• Assigned task A: In the health care debate thread, what two problems are the Canadian and British systems said to have?
• Assigned task B: Continue the forum thread about the health care bill from where it stops.

• Document segment:
And I am completely right when I say that nobody ALWAYS knows what is right (not even you). Just because it's not an easy pill to swallow doesn't mean it's not true. Using your brain without looking at studies of how similar systems have fared isn't really using your brain at all.

Stupot, Fug is saying that he knows people who personally work inside the health care system and have a pretty good understanding of what the ramifications of the bill would be for their business. That is, while a lot of people who don't work in health care have derided the bill as well (and for legitimate economic reasons), these folks are even more knowledgeable where it comes to the industry itself. The fact that doctors think this bill is a bad idea happens to be relevant.

Also it's worth pointing out that Fug clearly mentioned that as a mere passing anecdote. He was not trying in that comment to lay out a complete analysis of the flaws in the plan. So you're nitpicking, and you're not even doing it very well.

Anyway your logic is a complete mess. You say in one sentence that the questions of whether it should be done and whether it will work are separate, but then you acknowledge the obvious fact if it won't work it shouldn't be done. So they are not separate, by definition. The question of whether it should be done hinges both on whether it will work and whether it's even necessary/important to act.

And as far as studying similar systems, the Canadian and British systems are well known to be highly dysfunctional, with long waits for treatment and lower quality of care. This is actually documented fact, but you don't have to go ver far to find anecdotal support either. Nor is it difficult to figure out in simple economic terms: Price of a service is dropped to zero while supply stays fixed, demand skyrockets, supply fails to keep up. People pushing for a similar system in the US either have refused to acknowledge this, or else they think that there's some secret formula for success that the US can use to make this work where other nations have failed.
Lummox JR wrote:
[Fugsnarf's parents] are even more knowledgeable where it comes to the industry itself.

oh you talked with fug's parents for a while about the issues, and were able to determine that they're not nutcases, nor are they in it for personal reasons, and were enlightened by the reasons they provided for their position?

or are you just making assumptions based on what very little you know of them (that they are doctors)?

Also it's worth pointing out that Fug clearly mentioned that as a mere passing anecdote. He was not trying in that comment to lay out a complete analysis of the flaws in the plan. So you're nitpicking, and you're not even doing it very well.

• Study material:
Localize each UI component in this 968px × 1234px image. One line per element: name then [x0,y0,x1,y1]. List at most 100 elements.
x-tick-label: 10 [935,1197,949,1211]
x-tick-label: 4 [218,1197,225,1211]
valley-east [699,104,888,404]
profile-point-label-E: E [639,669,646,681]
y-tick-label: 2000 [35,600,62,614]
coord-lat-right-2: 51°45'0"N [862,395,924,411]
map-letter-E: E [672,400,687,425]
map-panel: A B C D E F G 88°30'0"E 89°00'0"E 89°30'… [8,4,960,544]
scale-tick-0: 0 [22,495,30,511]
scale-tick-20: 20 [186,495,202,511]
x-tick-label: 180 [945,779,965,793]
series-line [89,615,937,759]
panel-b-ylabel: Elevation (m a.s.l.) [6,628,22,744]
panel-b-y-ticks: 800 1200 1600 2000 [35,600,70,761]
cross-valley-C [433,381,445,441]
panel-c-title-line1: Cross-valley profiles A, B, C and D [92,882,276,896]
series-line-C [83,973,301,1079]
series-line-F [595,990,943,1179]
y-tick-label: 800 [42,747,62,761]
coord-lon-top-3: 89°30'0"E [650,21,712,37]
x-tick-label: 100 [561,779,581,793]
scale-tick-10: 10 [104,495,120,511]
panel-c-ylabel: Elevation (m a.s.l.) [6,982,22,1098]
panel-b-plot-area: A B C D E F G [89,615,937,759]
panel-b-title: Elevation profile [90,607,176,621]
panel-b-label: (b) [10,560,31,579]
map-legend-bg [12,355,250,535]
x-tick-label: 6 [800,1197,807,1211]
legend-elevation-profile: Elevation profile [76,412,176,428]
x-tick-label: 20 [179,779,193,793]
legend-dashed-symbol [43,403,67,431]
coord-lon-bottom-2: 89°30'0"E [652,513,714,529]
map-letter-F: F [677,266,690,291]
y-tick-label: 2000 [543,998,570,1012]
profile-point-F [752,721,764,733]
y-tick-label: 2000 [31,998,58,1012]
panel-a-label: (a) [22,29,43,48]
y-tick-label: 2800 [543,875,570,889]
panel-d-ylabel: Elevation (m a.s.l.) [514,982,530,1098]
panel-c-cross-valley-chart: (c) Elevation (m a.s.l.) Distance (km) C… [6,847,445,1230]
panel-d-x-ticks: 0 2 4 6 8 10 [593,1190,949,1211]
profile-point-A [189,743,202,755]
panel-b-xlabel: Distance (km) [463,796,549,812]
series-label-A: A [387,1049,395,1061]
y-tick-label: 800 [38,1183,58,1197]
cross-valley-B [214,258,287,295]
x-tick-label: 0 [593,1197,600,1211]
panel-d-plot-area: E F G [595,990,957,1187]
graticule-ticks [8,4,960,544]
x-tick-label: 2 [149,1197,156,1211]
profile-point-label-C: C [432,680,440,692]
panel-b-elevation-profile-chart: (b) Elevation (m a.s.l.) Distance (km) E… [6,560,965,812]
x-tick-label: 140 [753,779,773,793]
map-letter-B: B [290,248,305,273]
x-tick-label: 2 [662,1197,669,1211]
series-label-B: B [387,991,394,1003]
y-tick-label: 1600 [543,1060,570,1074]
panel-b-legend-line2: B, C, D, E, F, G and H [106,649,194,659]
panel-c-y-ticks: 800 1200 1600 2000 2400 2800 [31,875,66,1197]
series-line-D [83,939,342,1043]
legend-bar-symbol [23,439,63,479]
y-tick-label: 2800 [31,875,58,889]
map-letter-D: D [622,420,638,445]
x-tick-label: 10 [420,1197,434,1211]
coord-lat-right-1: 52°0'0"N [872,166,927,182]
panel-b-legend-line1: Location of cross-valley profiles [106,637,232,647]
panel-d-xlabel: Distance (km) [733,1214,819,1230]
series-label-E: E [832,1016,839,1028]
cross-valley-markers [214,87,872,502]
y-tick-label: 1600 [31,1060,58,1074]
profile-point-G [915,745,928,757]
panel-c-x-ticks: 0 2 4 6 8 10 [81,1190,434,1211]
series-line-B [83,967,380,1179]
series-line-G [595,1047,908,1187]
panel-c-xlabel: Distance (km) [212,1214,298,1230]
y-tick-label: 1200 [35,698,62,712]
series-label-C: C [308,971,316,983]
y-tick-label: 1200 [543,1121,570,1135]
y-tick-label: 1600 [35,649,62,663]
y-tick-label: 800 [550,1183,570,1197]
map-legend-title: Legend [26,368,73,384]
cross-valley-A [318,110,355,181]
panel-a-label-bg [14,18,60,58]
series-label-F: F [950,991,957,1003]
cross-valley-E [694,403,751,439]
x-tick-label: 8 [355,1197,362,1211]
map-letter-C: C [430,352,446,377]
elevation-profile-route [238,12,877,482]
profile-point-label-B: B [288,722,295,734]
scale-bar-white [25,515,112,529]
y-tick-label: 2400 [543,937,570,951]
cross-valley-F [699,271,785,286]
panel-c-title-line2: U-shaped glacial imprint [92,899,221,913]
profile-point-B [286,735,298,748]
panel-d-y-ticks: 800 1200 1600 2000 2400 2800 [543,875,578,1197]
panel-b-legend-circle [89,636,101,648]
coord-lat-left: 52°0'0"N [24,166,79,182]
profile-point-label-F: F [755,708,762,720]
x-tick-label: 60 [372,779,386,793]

• Task response A: Long waits for treatment and lower quality of care.

• Task response B:
except that he followed that anecdote up with his "destroy the country" hyperbole as if it logically followed. he might as well have thrown in a "QED" on the end

And as far as studying similar systems, the Canadian and British systems are well known to be highly effective, with short waits for treatment and higher quality of care. This is actually documented fact, but you don't have to go ver far to find anecdotal support either.
Lummox, they are different questions, even though they are related.

Perhaps the better separation of the questions would be like so:
"Would the new health care system work?"
vs
"Should the government be involved with health care?"

Silk is seeming to suggest that whether or not the system would work, it should not be implemented. While that stance is all fine and dandy, it has nothing to do with whether the system will work. Thus I stated that he was answering a different question than what Fugs was attempting to answer. I assumed that if you followed the flow the conversation (from when I joined in) that would make sense.

As far as whether other nations have failed with their attempts in Universal Health Care, most things I have heard/read seems to indicate that the vast majority of the people living in those countries are indeed happy with their system.

Regardless of whether Universal Health Care or some half-assed version of it passes with this bill, the state of health insurance in this country isn't good and it needs to be changed. I'm not naive enough to think that the bill that is going through now is perfect or even close to it, but I do believe it is better than doing nothing.